Written instruction: Wherever a line holds the string "Comercio", copy that line.

-- START Dataset --

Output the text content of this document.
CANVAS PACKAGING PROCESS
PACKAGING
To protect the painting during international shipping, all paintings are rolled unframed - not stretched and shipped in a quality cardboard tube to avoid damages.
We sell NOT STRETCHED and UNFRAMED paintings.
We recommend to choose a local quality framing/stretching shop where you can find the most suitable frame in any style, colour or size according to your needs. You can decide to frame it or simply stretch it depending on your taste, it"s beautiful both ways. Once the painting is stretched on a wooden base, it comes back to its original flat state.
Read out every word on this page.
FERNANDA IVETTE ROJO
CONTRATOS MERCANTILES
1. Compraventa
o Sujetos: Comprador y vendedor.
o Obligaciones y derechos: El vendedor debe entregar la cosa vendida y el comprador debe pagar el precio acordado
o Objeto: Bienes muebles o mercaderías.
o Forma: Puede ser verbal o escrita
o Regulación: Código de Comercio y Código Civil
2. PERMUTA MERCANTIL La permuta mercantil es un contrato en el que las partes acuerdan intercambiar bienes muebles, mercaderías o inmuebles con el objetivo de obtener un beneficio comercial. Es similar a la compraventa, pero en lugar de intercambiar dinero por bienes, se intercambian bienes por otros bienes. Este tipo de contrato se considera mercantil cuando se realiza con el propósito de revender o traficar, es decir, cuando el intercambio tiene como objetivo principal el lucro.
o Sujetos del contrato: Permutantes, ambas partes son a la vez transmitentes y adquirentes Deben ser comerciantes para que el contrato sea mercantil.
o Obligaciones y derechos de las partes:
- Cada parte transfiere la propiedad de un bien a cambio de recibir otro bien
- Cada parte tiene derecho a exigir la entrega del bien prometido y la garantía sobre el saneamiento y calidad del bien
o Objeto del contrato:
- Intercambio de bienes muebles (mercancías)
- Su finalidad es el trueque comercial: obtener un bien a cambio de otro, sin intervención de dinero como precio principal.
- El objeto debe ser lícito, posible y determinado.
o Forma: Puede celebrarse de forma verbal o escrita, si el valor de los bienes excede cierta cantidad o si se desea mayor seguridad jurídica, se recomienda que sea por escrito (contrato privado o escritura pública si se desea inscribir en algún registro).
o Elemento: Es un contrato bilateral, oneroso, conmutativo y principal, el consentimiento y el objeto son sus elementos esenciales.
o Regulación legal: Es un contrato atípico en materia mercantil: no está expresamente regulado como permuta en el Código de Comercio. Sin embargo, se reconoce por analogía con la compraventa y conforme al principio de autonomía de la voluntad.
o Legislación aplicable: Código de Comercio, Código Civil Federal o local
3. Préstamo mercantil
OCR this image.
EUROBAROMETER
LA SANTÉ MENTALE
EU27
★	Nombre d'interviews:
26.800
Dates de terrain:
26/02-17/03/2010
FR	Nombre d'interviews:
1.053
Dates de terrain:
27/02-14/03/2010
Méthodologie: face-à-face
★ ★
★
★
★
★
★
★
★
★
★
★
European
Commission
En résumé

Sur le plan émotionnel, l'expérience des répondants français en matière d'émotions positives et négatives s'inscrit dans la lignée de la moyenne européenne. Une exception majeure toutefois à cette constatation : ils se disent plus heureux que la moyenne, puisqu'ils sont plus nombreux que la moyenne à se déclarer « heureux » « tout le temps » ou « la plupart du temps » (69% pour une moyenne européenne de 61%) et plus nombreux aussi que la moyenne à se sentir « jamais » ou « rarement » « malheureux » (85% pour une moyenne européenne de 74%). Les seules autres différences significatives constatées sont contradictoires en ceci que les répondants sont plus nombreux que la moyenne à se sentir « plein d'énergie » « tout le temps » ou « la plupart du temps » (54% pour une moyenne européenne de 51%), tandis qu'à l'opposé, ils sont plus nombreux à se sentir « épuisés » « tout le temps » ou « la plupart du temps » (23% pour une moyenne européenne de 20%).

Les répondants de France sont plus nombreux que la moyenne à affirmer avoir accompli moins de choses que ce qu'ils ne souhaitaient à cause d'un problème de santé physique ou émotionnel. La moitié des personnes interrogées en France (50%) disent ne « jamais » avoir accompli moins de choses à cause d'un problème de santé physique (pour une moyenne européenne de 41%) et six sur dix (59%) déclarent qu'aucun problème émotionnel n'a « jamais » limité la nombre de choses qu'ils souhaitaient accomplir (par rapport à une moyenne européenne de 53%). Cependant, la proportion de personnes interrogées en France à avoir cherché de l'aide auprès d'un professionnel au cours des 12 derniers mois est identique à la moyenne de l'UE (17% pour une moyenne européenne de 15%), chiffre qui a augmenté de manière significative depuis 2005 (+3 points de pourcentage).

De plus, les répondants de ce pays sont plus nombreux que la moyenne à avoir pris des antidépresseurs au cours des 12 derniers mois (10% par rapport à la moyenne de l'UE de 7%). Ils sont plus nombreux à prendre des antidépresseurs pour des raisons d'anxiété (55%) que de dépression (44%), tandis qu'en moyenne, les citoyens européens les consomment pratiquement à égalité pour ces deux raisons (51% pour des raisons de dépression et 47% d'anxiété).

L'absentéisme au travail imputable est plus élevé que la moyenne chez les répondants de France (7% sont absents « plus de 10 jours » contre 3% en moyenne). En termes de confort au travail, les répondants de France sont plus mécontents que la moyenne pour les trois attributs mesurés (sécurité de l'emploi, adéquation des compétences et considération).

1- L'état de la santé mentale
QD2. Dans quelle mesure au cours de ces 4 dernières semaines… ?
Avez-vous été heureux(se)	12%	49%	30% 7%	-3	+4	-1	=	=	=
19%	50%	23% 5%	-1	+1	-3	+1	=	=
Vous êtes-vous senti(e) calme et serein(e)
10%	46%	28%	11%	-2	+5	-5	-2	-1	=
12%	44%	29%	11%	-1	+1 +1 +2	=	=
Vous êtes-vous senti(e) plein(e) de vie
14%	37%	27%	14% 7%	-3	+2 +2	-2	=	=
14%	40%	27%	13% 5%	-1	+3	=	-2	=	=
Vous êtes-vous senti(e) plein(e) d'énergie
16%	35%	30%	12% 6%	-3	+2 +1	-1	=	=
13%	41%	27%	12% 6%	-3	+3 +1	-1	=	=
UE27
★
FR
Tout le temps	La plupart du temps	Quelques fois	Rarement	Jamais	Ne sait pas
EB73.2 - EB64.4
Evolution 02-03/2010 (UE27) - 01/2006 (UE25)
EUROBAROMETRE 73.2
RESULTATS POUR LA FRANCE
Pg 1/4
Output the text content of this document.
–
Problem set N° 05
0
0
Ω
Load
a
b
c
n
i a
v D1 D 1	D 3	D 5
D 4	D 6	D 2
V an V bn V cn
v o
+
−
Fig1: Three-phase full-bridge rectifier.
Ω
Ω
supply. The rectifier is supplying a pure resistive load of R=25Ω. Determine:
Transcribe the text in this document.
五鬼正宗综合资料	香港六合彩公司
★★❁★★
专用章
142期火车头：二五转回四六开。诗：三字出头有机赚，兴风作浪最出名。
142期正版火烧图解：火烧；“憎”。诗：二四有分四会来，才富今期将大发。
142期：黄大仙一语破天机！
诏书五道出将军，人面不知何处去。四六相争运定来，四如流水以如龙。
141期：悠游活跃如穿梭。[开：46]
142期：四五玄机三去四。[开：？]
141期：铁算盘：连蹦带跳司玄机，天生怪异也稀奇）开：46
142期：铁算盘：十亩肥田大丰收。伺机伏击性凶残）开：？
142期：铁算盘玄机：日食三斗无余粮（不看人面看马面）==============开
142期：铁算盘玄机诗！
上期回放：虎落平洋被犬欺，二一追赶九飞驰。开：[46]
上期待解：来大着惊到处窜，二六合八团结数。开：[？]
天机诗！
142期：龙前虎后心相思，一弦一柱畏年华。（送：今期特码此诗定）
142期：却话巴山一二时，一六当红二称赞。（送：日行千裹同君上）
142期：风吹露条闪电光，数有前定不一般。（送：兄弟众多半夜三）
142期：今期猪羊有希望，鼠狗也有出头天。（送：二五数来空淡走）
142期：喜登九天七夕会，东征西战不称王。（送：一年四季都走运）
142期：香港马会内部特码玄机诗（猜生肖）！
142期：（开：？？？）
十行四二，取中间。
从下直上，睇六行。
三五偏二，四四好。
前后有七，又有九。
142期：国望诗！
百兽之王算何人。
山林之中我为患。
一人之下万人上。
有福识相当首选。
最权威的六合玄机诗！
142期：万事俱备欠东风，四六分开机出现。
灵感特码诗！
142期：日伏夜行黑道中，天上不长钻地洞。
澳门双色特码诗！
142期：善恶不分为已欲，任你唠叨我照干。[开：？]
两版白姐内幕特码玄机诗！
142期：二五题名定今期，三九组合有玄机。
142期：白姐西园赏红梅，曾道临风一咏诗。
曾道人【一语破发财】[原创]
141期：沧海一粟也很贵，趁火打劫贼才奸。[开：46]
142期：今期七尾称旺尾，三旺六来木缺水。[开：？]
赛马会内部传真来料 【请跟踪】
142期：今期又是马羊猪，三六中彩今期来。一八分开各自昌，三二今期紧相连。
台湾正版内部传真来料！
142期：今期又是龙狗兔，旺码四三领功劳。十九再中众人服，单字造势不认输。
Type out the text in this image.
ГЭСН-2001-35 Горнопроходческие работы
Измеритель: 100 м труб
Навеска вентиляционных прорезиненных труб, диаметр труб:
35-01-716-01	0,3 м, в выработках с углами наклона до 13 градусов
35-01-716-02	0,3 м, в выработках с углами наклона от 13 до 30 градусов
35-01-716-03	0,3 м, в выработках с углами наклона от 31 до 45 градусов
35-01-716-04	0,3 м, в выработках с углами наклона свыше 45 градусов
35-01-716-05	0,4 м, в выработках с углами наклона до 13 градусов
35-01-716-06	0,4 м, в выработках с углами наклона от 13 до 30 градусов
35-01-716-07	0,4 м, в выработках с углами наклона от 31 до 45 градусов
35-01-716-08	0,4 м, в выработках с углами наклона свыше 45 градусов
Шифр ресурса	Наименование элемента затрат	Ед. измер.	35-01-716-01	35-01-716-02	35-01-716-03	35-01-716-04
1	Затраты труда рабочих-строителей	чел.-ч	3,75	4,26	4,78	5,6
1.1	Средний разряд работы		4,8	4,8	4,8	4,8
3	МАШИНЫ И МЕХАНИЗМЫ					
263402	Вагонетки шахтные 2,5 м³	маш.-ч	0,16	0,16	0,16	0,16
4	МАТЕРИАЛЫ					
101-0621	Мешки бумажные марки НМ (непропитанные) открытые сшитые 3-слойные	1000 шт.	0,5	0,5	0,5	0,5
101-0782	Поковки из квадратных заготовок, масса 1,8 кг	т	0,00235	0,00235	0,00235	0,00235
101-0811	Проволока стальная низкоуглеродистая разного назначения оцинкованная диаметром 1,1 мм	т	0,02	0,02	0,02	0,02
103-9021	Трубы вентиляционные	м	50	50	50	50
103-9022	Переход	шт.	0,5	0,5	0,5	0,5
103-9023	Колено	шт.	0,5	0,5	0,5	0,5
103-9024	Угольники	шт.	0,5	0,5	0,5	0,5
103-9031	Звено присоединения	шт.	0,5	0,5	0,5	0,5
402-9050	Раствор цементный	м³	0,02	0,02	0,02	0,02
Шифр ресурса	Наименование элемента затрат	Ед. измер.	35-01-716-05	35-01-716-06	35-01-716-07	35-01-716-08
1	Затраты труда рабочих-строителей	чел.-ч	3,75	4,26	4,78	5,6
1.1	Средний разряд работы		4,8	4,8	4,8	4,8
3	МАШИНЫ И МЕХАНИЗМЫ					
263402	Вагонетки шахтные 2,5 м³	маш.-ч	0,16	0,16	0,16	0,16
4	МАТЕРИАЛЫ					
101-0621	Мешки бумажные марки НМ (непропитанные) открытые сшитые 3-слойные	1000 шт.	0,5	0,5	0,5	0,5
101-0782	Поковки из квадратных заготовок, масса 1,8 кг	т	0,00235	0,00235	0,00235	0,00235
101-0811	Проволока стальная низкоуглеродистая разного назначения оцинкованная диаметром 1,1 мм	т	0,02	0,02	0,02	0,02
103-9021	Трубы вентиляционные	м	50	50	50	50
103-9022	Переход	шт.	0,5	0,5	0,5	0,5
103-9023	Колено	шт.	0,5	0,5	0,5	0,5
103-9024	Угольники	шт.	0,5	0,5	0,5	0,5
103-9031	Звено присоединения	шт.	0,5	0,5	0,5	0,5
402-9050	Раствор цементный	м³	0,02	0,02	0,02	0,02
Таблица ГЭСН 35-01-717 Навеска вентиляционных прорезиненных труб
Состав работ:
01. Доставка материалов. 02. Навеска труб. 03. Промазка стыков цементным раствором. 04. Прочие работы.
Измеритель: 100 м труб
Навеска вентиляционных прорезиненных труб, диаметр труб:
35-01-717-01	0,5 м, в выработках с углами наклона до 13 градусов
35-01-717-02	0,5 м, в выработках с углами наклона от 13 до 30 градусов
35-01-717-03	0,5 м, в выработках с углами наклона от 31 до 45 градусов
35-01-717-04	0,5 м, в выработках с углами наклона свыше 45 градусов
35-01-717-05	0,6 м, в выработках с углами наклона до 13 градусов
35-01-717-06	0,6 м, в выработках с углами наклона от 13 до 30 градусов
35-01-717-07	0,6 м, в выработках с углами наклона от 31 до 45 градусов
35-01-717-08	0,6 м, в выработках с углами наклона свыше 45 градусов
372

-- END Dataset --

Result of this exercise:
o Regulación: Código de Comercio y Código Civil
o Regulación legal: Es un contrato atípico en materia mercantil: no está expresamente regulado como permuta en el Código de Comercio. Sin embargo, se reconoce por analogía con la compraventa y conforme al principio de autonomía de la voluntad.
o Legislación aplicable: Código de Comercio, Código Civil Federal o local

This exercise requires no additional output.